--- Stated problem ---
Carry none of the pictures over; write out the complete data exactly.
## begin Supplied material
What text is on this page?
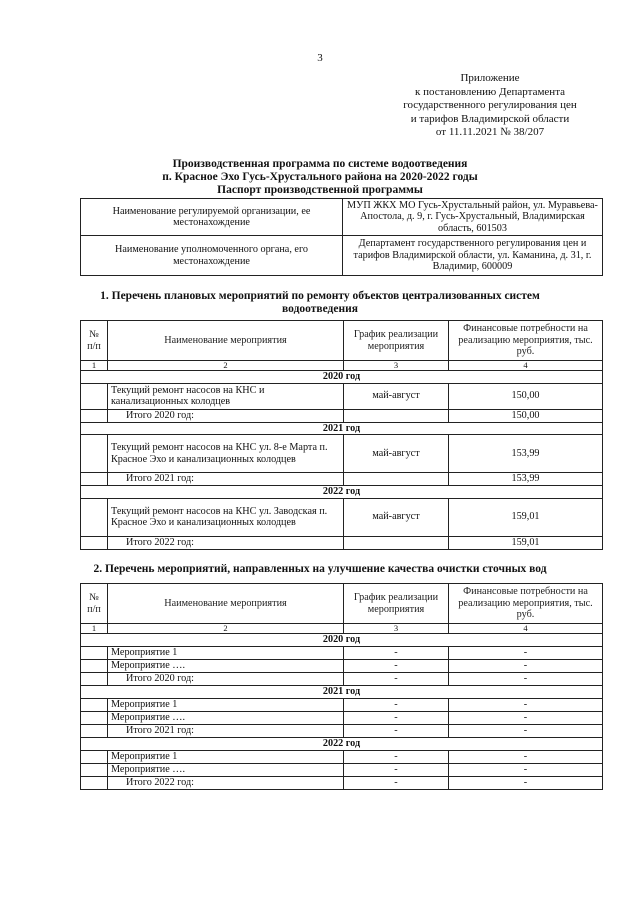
3
Приложение
к постановлению Департамента
государственного регулирования цен
и тарифов Владимирской области
от 11.11.2021 № 38/207
Производственная программа по системе водоотведения
п. Красное Эхо Гусь-Хрустального района на 2020-2022 годы
Паспорт производственной программы
Наименование регулируемой организации, ее местонахождение	МУП ЖКХ МО Гусь-Хрустальный район, ул. Муравьева-Апостола, д. 9, г. Гусь-Хрустальный, Владимирская область, 601503
Наименование уполномоченного органа, его местонахождение	Департамент государственного регулирования цен и тарифов Владимирской области, ул. Каманина, д. 31, г. Владимир, 600009
1. Перечень плановых мероприятий по ремонту объектов централизованных систем водоотведения
№ п/п	Наименование мероприятия	График реализации мероприятия	Финансовые потребности на реализацию мероприятия, тыс. руб.
1	2	3	4
2020 год			
	Текущий ремонт насосов на КНС и канализационных колодцев	май-август	150,00
	Итого 2020 год:		150,00
2021 год			
	Текущий ремонт насосов на КНС ул. 8-е Марта п. Красное Эхо и канализационных колодцев	май-август	153,99
	Итого 2021 год:		153,99
2022 год			
	Текущий ремонт насосов на КНС ул. Заводская п. Красное Эхо и канализационных колодцев	май-август	159,01
	Итого 2022 год:		159,01
2. Перечень мероприятий, направленных на улучшение качества очистки сточных вод
№ п/п	Наименование мероприятия	График реализации мероприятия	Финансовые потребности на реализацию мероприятия, тыс. руб.
1	2	3	4
2020 год			
	Мероприятие 1	-	-
	Мероприятие ….	-	-
	Итого 2020 год:	-	-
2021 год			
	Мероприятие 1	-	-
	Мероприятие ….	-	-
	Итого 2021 год:	-	-
2022 год			
	Мероприятие 1	-	-
	Мероприятие ….	-	-
	Итого 2022 год:	-	-
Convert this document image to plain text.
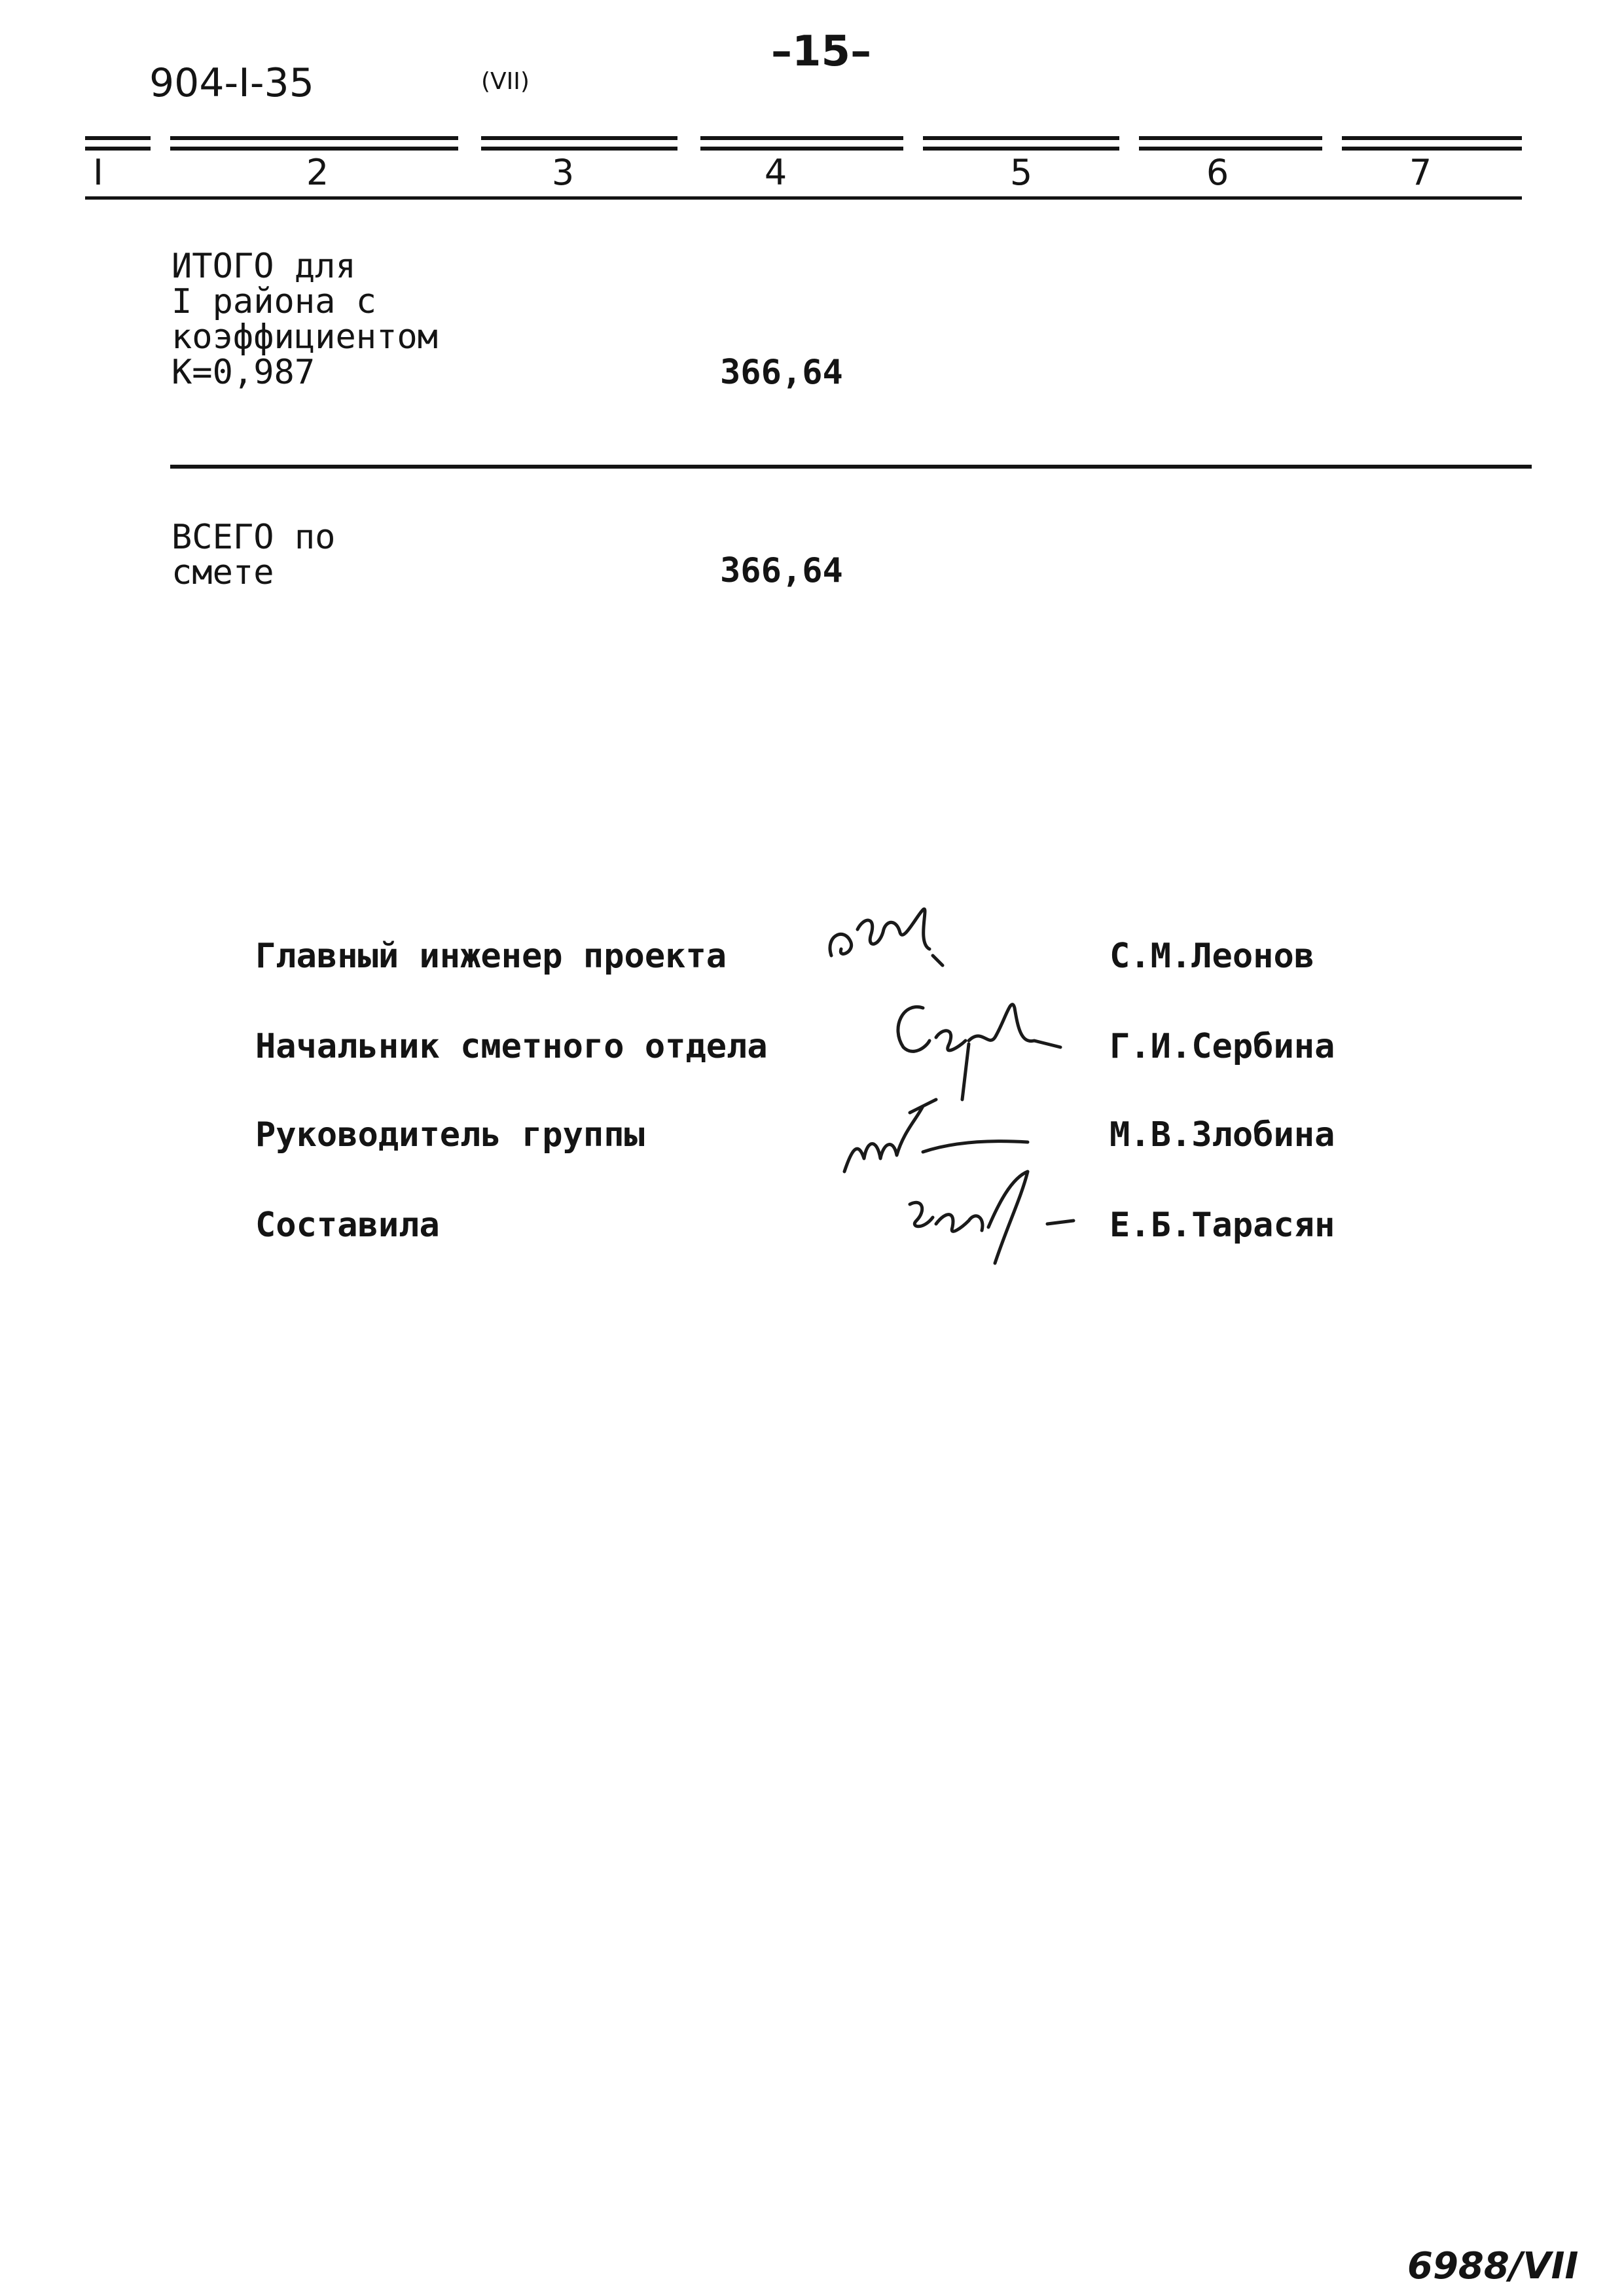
904-I-35	(VII)
–15–
I	2	3	4	5	6	7
ИТОГО для
I района с
коэффициентом
К=0,987	366,64
ВСЕГО по
смете	366,64
Главный инженер проекта	С.М.Леонов
Начальник сметного отдела	Г.И.Сербина
Руководитель группы	М.В.Злобина
Составила	Е.Б.Тарасян
6988/VII
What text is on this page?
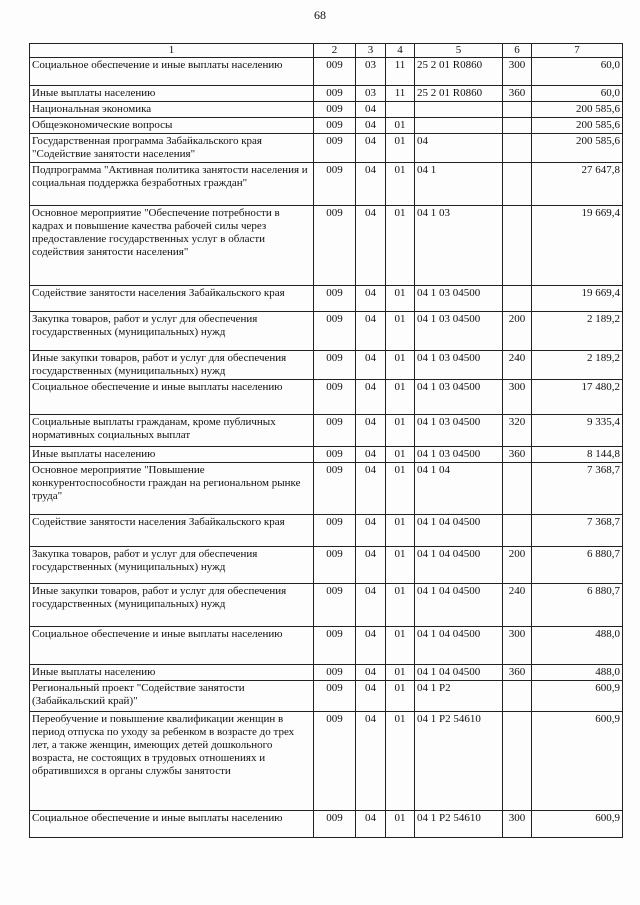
68
1	2	3	4	5	6	7
Социальное обеспечение и иные выплаты населению	009	03	11	25 2 01 R0860	300	60,0
Иные выплаты населению	009	03	11	25 2 01 R0860	360	60,0
Национальная экономика	009	04				200 585,6
Общеэкономические вопросы	009	04	01			200 585,6
Государственная программа Забайкальского края "Содействие занятости населения"	009	04	01	04		200 585,6
Подпрограмма "Активная политика занятости населения и социальная поддержка безработных граждан"	009	04	01	04 1		27 647,8
Основное мероприятие "Обеспечение потребности в кадрах и повышение качества рабочей силы через предоставление государственных услуг в области содействия занятости населения"	009	04	01	04 1 03		19 669,4
Содействие занятости населения Забайкальского края	009	04	01	04 1 03 04500		19 669,4
Закупка товаров, работ и услуг для обеспечения государственных (муниципальных) нужд	009	04	01	04 1 03 04500	200	2 189,2
Иные закупки товаров, работ и услуг для обеспечения государственных (муниципальных) нужд	009	04	01	04 1 03 04500	240	2 189,2
Социальное обеспечение и иные выплаты населению	009	04	01	04 1 03 04500	300	17 480,2
Социальные выплаты гражданам, кроме публичных нормативных социальных выплат	009	04	01	04 1 03 04500	320	9 335,4
Иные выплаты населению	009	04	01	04 1 03 04500	360	8 144,8
Основное мероприятие "Повышение конкурентоспособности граждан на региональном рынке труда"	009	04	01	04 1 04		7 368,7
Содействие занятости населения Забайкальского края	009	04	01	04 1 04 04500		7 368,7
Закупка товаров, работ и услуг для обеспечения государственных (муниципальных) нужд	009	04	01	04 1 04 04500	200	6 880,7
Иные закупки товаров, работ и услуг для обеспечения государственных (муниципальных) нужд	009	04	01	04 1 04 04500	240	6 880,7
Социальное обеспечение и иные выплаты населению	009	04	01	04 1 04 04500	300	488,0
Иные выплаты населению	009	04	01	04 1 04 04500	360	488,0
Региональный проект "Содействие занятости (Забайкальский край)"	009	04	01	04 1 P2		600,9
Переобучение и повышение квалификации женщин в период отпуска по уходу за ребенком в возрасте до трех лет, а также женщин, имеющих детей дошкольного возраста, не состоящих в трудовых отношениях и обратившихся в органы службы занятости	009	04	01	04 1 P2 54610		600,9
Социальное обеспечение и иные выплаты населению	009	04	01	04 1 P2 54610	300	600,9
## end Supplied material
--- Final result ---
What text is on this page?
3
Приложение
к постановлению Департамента
государственного регулирования цен
и тарифов Владимирской области
от 11.11.2021 № 38/207
Производственная программа по системе водоотведения
п. Красное Эхо Гусь-Хрустального района на 2020-2022 годы
Паспорт производственной программы
Наименование регулируемой организации, ее местонахождение	МУП ЖКХ МО Гусь-Хрустальный район, ул. Муравьева-Апостола, д. 9, г. Гусь-Хрустальный, Владимирская область, 601503
Наименование уполномоченного органа, его местонахождение	Департамент государственного регулирования цен и тарифов Владимирской области, ул. Каманина, д. 31, г. Владимир, 600009
1. Перечень плановых мероприятий по ремонту объектов централизованных систем водоотведения
№ п/п	Наименование мероприятия	График реализации мероприятия	Финансовые потребности на реализацию мероприятия, тыс. руб.
1	2	3	4
2020 год			
	Текущий ремонт насосов на КНС и канализационных колодцев	май-август	150,00
	Итого 2020 год:		150,00
2021 год			
	Текущий ремонт насосов на КНС ул. 8-е Марта п. Красное Эхо и канализационных колодцев	май-август	153,99
	Итого 2021 год:		153,99
2022 год			
	Текущий ремонт насосов на КНС ул. Заводская п. Красное Эхо и канализационных колодцев	май-август	159,01
	Итого 2022 год:		159,01
2. Перечень мероприятий, направленных на улучшение качества очистки сточных вод
№ п/п	Наименование мероприятия	График реализации мероприятия	Финансовые потребности на реализацию мероприятия, тыс. руб.
1	2	3	4
2020 год			
	Мероприятие 1	-	-
	Мероприятие ….	-	-
	Итого 2020 год:	-	-
2021 год			
	Мероприятие 1	-	-
	Мероприятие ….	-	-
	Итого 2021 год:	-	-
2022 год			
	Мероприятие 1	-	-
	Мероприятие ….	-	-
	Итого 2022 год:	-	-
Convert this document image to plain text.
904-I-35	(VII)
–15–
I	2	3	4	5	6	7
ИТОГО для
I района с
коэффициентом
К=0,987	366,64
ВСЕГО по
смете	366,64
Главный инженер проекта	С.М.Леонов
Начальник сметного отдела	Г.И.Сербина
Руководитель группы	М.В.Злобина
Составила	Е.Б.Тарасян
6988/VII
What text is on this page?
68
1	2	3	4	5	6	7
Социальное обеспечение и иные выплаты населению	009	03	11	25 2 01 R0860	300	60,0
Иные выплаты населению	009	03	11	25 2 01 R0860	360	60,0
Национальная экономика	009	04				200 585,6
Общеэкономические вопросы	009	04	01			200 585,6
Государственная программа Забайкальского края "Содействие занятости населения"	009	04	01	04		200 585,6
Подпрограмма "Активная политика занятости населения и социальная поддержка безработных граждан"	009	04	01	04 1		27 647,8
Основное мероприятие "Обеспечение потребности в кадрах и повышение качества рабочей силы через предоставление государственных услуг в области содействия занятости населения"	009	04	01	04 1 03		19 669,4
Содействие занятости населения Забайкальского края	009	04	01	04 1 03 04500		19 669,4
Закупка товаров, работ и услуг для обеспечения государственных (муниципальных) нужд	009	04	01	04 1 03 04500	200	2 189,2
Иные закупки товаров, работ и услуг для обеспечения государственных (муниципальных) нужд	009	04	01	04 1 03 04500	240	2 189,2
Социальное обеспечение и иные выплаты населению	009	04	01	04 1 03 04500	300	17 480,2
Социальные выплаты гражданам, кроме публичных нормативных социальных выплат	009	04	01	04 1 03 04500	320	9 335,4
Иные выплаты населению	009	04	01	04 1 03 04500	360	8 144,8
Основное мероприятие "Повышение конкурентоспособности граждан на региональном рынке труда"	009	04	01	04 1 04		7 368,7
Содействие занятости населения Забайкальского края	009	04	01	04 1 04 04500		7 368,7
Закупка товаров, работ и услуг для обеспечения государственных (муниципальных) нужд	009	04	01	04 1 04 04500	200	6 880,7
Иные закупки товаров, работ и услуг для обеспечения государственных (муниципальных) нужд	009	04	01	04 1 04 04500	240	6 880,7
Социальное обеспечение и иные выплаты населению	009	04	01	04 1 04 04500	300	488,0
Иные выплаты населению	009	04	01	04 1 04 04500	360	488,0
Региональный проект "Содействие занятости (Забайкальский край)"	009	04	01	04 1 P2		600,9
Переобучение и повышение квалификации женщин в период отпуска по уходу за ребенком в возрасте до трех лет, а также женщин, имеющих детей дошкольного возраста, не состоящих в трудовых отношениях и обратившихся в органы службы занятости	009	04	01	04 1 P2 54610		600,9
Социальное обеспечение и иные выплаты населению	009	04	01	04 1 P2 54610	300	600,9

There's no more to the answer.